(EXERCISE INSTRUCTIONS)
Count lines holding the word "costs". Only the number is wanted.

* * * *

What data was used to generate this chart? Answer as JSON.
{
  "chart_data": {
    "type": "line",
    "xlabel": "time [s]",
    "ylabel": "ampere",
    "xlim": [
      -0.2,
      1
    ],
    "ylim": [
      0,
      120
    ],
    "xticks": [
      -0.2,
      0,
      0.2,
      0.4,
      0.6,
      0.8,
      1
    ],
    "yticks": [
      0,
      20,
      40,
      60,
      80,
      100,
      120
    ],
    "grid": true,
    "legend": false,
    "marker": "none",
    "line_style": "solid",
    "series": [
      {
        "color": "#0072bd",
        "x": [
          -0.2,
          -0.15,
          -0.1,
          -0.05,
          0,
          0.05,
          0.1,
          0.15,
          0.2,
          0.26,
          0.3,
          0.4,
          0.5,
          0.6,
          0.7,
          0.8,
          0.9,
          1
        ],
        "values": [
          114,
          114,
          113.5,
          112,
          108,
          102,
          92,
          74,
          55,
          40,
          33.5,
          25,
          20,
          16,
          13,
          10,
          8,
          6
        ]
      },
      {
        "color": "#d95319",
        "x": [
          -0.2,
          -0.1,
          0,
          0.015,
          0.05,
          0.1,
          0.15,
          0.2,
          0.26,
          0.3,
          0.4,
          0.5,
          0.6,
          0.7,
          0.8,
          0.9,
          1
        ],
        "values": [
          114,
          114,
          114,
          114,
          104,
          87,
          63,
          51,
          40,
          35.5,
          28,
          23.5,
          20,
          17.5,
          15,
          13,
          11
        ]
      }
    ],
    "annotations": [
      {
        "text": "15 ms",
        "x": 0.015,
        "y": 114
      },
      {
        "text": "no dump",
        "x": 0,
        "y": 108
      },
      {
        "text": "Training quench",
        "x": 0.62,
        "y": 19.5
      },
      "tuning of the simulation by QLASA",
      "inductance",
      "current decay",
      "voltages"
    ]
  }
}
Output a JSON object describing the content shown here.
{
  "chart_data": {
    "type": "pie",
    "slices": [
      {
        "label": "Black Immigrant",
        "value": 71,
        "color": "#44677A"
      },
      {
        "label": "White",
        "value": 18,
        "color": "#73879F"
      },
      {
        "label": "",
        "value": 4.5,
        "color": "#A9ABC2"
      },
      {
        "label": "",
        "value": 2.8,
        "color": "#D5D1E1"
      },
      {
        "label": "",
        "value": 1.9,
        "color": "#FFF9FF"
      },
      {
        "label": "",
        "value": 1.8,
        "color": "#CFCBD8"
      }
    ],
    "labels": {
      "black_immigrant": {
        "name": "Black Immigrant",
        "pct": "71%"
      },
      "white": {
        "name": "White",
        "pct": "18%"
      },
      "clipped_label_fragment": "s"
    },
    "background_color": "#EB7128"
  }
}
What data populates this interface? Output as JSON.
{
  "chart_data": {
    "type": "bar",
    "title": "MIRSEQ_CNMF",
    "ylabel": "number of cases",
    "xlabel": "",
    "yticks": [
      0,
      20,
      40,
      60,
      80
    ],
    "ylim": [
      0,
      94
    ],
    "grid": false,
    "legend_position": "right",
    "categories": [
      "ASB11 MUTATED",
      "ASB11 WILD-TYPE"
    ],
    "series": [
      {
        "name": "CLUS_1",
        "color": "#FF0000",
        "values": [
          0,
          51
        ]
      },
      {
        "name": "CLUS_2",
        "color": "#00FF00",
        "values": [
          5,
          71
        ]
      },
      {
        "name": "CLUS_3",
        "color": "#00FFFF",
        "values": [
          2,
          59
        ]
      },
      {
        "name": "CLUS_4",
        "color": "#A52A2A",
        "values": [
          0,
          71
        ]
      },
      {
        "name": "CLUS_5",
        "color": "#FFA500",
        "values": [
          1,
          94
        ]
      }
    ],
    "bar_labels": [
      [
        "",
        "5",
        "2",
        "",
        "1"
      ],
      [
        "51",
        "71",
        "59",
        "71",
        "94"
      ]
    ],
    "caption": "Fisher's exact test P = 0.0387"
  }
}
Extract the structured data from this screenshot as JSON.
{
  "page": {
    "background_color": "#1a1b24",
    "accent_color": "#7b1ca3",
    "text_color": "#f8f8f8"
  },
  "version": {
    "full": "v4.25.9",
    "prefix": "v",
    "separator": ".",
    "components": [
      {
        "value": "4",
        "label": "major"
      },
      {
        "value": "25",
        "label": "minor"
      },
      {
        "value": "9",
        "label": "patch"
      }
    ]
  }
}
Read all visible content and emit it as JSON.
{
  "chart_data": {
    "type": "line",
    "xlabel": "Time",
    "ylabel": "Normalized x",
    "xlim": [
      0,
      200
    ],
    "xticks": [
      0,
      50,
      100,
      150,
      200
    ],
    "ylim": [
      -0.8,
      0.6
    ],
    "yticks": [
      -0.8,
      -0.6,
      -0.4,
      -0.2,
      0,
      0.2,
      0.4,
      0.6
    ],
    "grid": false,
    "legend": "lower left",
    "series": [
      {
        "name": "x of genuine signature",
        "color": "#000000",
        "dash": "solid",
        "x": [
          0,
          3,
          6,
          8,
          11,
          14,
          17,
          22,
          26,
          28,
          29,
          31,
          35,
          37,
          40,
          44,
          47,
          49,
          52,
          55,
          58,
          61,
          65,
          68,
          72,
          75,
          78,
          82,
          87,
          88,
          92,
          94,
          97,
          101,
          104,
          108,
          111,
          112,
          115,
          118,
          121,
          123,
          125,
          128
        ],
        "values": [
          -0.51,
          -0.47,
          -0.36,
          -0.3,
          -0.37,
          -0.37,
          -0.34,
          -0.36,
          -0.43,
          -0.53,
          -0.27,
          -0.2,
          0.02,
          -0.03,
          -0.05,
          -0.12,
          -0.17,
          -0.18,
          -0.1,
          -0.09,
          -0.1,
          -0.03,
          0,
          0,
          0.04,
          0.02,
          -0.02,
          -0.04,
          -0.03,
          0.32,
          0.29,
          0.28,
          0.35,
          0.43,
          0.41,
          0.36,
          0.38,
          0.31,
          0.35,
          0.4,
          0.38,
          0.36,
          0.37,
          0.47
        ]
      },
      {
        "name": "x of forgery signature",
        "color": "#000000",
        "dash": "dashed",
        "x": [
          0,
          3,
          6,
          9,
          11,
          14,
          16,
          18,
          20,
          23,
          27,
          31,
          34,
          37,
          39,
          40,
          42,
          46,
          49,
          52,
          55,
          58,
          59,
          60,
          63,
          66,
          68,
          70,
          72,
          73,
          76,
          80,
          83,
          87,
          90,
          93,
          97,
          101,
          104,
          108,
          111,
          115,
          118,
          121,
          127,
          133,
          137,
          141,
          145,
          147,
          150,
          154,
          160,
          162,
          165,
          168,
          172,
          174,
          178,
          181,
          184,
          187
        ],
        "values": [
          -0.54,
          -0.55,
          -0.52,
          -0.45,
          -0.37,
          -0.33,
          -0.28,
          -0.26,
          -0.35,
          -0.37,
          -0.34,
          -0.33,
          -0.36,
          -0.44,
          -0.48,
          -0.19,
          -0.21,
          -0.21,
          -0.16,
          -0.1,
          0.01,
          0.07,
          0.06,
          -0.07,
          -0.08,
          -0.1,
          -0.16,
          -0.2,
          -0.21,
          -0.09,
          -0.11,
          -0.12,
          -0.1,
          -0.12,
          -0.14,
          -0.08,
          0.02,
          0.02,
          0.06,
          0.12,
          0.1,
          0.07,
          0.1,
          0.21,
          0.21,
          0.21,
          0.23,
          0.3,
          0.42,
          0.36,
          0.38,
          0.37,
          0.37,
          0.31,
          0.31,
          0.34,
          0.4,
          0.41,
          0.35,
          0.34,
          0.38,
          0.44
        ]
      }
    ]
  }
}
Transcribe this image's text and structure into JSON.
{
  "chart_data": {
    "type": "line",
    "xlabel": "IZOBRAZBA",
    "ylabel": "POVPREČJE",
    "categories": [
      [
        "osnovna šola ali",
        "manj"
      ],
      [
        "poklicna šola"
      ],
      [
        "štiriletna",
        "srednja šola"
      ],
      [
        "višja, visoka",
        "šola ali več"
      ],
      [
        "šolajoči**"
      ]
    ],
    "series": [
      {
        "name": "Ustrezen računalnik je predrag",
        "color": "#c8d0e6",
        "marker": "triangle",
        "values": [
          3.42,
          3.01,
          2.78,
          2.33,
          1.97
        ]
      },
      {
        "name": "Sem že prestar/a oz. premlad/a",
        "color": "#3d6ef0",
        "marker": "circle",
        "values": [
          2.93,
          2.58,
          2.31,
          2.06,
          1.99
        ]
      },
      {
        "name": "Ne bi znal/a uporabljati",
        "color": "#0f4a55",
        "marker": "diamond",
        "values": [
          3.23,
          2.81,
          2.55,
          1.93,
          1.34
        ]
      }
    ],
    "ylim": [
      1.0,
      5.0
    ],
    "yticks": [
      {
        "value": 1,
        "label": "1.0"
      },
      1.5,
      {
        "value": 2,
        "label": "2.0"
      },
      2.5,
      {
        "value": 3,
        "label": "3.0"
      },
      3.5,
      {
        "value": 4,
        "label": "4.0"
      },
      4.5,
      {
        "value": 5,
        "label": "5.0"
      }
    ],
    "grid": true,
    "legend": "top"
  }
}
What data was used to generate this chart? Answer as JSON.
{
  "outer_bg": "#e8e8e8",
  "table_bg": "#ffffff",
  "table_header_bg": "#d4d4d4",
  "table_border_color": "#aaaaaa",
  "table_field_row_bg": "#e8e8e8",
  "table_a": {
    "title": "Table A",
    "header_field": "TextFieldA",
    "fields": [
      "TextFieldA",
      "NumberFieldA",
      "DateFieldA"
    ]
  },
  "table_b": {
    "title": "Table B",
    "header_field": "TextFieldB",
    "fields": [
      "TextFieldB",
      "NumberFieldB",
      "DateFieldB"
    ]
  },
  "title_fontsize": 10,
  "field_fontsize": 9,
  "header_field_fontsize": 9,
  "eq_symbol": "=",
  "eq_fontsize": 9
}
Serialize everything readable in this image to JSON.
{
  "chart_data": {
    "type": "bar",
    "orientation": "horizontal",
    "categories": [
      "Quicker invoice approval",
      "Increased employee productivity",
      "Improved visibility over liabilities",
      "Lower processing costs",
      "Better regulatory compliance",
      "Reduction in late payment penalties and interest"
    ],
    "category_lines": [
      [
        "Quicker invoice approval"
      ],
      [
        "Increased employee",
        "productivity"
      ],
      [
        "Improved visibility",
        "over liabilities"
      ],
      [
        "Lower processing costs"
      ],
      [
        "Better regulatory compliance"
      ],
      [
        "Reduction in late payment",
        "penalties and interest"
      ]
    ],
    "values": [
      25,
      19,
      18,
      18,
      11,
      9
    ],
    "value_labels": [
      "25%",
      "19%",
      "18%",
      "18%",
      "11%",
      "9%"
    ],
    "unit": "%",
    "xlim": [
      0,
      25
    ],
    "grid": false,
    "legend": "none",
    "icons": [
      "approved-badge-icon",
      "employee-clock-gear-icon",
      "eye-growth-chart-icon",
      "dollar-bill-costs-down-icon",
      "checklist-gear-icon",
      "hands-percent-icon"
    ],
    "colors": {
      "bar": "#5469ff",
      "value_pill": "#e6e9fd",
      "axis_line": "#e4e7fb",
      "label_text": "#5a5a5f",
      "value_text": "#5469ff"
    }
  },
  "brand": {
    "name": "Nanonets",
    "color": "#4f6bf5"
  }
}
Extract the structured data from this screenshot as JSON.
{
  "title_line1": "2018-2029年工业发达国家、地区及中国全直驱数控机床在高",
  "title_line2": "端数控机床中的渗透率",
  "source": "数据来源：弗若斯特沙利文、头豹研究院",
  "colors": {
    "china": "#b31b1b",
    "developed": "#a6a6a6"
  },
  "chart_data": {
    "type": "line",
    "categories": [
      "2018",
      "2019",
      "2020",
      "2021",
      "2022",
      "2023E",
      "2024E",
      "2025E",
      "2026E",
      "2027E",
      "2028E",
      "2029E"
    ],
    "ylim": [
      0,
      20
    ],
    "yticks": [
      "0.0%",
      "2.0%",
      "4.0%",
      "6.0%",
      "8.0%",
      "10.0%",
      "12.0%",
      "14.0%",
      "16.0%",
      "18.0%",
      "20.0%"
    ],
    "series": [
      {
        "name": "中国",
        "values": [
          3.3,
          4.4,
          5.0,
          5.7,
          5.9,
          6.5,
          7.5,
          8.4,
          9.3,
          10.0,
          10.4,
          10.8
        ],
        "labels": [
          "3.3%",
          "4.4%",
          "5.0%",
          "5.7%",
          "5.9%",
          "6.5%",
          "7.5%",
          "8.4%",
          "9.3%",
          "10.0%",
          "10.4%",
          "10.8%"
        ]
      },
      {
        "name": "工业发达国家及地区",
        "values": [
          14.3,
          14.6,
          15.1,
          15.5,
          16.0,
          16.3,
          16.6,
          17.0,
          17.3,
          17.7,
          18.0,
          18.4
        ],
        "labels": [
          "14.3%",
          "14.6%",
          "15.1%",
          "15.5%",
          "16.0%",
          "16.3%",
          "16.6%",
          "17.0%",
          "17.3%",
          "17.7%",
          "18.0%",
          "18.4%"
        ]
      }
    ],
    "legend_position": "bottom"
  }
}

* * * *

(TASK SOLUTION)
3